(SHORT PROBLEM) All entries are to be quoted exactly; the images stay out of the copy.
-----
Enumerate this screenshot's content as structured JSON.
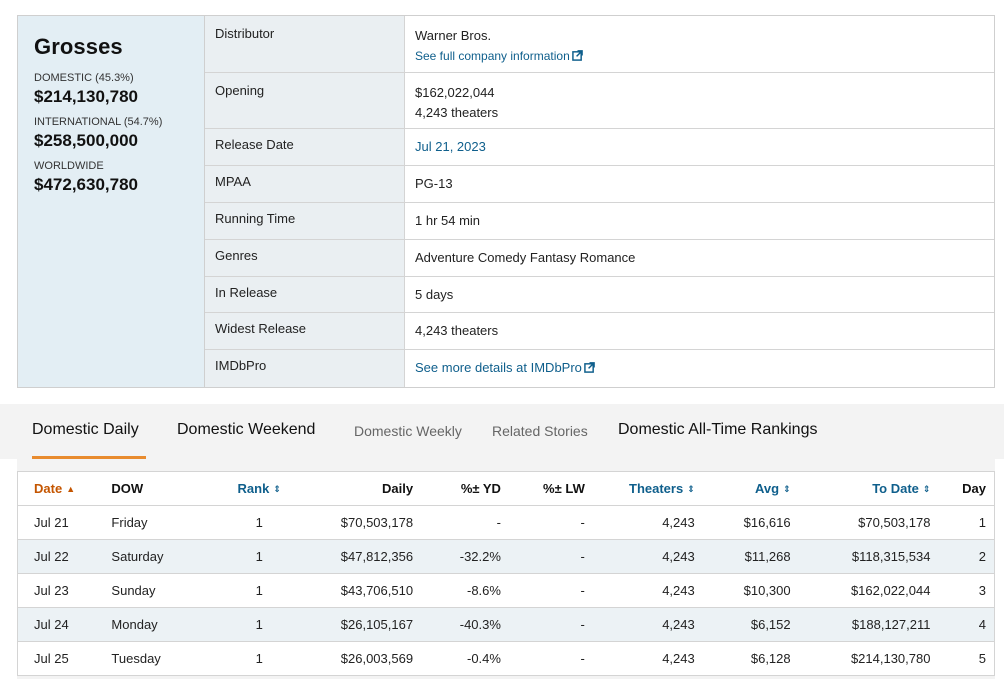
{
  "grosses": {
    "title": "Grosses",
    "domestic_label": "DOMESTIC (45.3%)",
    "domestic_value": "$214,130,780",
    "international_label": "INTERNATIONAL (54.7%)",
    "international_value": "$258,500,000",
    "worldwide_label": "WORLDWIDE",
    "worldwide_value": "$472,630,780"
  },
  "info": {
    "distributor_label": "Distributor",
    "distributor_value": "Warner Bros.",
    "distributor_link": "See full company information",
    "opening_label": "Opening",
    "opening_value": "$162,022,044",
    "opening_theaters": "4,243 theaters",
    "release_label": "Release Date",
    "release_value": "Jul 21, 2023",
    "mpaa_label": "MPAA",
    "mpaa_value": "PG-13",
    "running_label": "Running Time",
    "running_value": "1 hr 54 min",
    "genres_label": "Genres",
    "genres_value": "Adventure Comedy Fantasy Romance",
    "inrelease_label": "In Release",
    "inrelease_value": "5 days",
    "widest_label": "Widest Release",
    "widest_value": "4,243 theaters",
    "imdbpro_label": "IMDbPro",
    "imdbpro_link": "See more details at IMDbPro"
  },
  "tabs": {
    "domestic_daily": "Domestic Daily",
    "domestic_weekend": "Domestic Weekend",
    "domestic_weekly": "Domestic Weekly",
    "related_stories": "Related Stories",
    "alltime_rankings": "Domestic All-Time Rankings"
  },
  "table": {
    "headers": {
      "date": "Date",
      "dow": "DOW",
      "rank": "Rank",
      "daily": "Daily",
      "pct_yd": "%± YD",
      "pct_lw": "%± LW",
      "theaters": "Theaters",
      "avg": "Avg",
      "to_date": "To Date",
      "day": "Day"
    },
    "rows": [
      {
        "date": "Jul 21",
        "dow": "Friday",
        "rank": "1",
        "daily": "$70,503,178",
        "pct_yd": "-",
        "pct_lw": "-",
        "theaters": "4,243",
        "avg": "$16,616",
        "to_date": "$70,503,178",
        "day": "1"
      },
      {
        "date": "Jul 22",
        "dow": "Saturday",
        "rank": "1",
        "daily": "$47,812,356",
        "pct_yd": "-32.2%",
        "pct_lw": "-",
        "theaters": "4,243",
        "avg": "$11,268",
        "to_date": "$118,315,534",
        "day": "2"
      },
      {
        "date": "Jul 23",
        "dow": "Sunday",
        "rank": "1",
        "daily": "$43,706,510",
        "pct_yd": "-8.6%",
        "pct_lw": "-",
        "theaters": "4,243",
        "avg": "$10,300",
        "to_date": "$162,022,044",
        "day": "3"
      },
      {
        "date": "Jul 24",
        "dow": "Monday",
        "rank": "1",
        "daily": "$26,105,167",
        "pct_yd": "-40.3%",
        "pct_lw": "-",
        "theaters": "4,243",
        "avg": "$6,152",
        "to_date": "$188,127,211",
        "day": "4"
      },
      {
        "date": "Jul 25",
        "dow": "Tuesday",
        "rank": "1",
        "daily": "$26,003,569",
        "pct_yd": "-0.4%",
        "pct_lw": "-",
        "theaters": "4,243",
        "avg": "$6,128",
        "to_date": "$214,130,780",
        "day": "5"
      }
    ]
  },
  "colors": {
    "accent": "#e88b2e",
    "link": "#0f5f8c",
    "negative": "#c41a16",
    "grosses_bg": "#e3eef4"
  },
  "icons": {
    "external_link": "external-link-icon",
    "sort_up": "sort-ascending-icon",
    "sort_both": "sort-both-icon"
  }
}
-----
(THE COMPLETED TASK)
Enumerate this screenshot's content as structured JSON.
{
  "grosses": {
    "title": "Grosses",
    "domestic_label": "DOMESTIC (45.3%)",
    "domestic_value": "$214,130,780",
    "international_label": "INTERNATIONAL (54.7%)",
    "international_value": "$258,500,000",
    "worldwide_label": "WORLDWIDE",
    "worldwide_value": "$472,630,780"
  },
  "info": {
    "distributor_label": "Distributor",
    "distributor_value": "Warner Bros.",
    "distributor_link": "See full company information",
    "opening_label": "Opening",
    "opening_value": "$162,022,044",
    "opening_theaters": "4,243 theaters",
    "release_label": "Release Date",
    "release_value": "Jul 21, 2023",
    "mpaa_label": "MPAA",
    "mpaa_value": "PG-13",
    "running_label": "Running Time",
    "running_value": "1 hr 54 min",
    "genres_label": "Genres",
    "genres_value": "Adventure Comedy Fantasy Romance",
    "inrelease_label": "In Release",
    "inrelease_value": "5 days",
    "widest_label": "Widest Release",
    "widest_value": "4,243 theaters",
    "imdbpro_label": "IMDbPro",
    "imdbpro_link": "See more details at IMDbPro"
  },
  "tabs": {
    "domestic_daily": "Domestic Daily",
    "domestic_weekend": "Domestic Weekend",
    "domestic_weekly": "Domestic Weekly",
    "related_stories": "Related Stories",
    "alltime_rankings": "Domestic All-Time Rankings"
  },
  "table": {
    "headers": {
      "date": "Date",
      "dow": "DOW",
      "rank": "Rank",
      "daily": "Daily",
      "pct_yd": "%± YD",
      "pct_lw": "%± LW",
      "theaters": "Theaters",
      "avg": "Avg",
      "to_date": "To Date",
      "day": "Day"
    },
    "rows": [
      {
        "date": "Jul 21",
        "dow": "Friday",
        "rank": "1",
        "daily": "$70,503,178",
        "pct_yd": "-",
        "pct_lw": "-",
        "theaters": "4,243",
        "avg": "$16,616",
        "to_date": "$70,503,178",
        "day": "1"
      },
      {
        "date": "Jul 22",
        "dow": "Saturday",
        "rank": "1",
        "daily": "$47,812,356",
        "pct_yd": "-32.2%",
        "pct_lw": "-",
        "theaters": "4,243",
        "avg": "$11,268",
        "to_date": "$118,315,534",
        "day": "2"
      },
      {
        "date": "Jul 23",
        "dow": "Sunday",
        "rank": "1",
        "daily": "$43,706,510",
        "pct_yd": "-8.6%",
        "pct_lw": "-",
        "theaters": "4,243",
        "avg": "$10,300",
        "to_date": "$162,022,044",
        "day": "3"
      },
      {
        "date": "Jul 24",
        "dow": "Monday",
        "rank": "1",
        "daily": "$26,105,167",
        "pct_yd": "-40.3%",
        "pct_lw": "-",
        "theaters": "4,243",
        "avg": "$6,152",
        "to_date": "$188,127,211",
        "day": "4"
      },
      {
        "date": "Jul 25",
        "dow": "Tuesday",
        "rank": "1",
        "daily": "$26,003,569",
        "pct_yd": "-0.4%",
        "pct_lw": "-",
        "theaters": "4,243",
        "avg": "$6,128",
        "to_date": "$214,130,780",
        "day": "5"
      }
    ]
  },
  "colors": {
    "accent": "#e88b2e",
    "link": "#0f5f8c",
    "negative": "#c41a16",
    "grosses_bg": "#e3eef4"
  },
  "icons": {
    "external_link": "external-link-icon",
    "sort_up": "sort-ascending-icon",
    "sort_both": "sort-both-icon"
  }
}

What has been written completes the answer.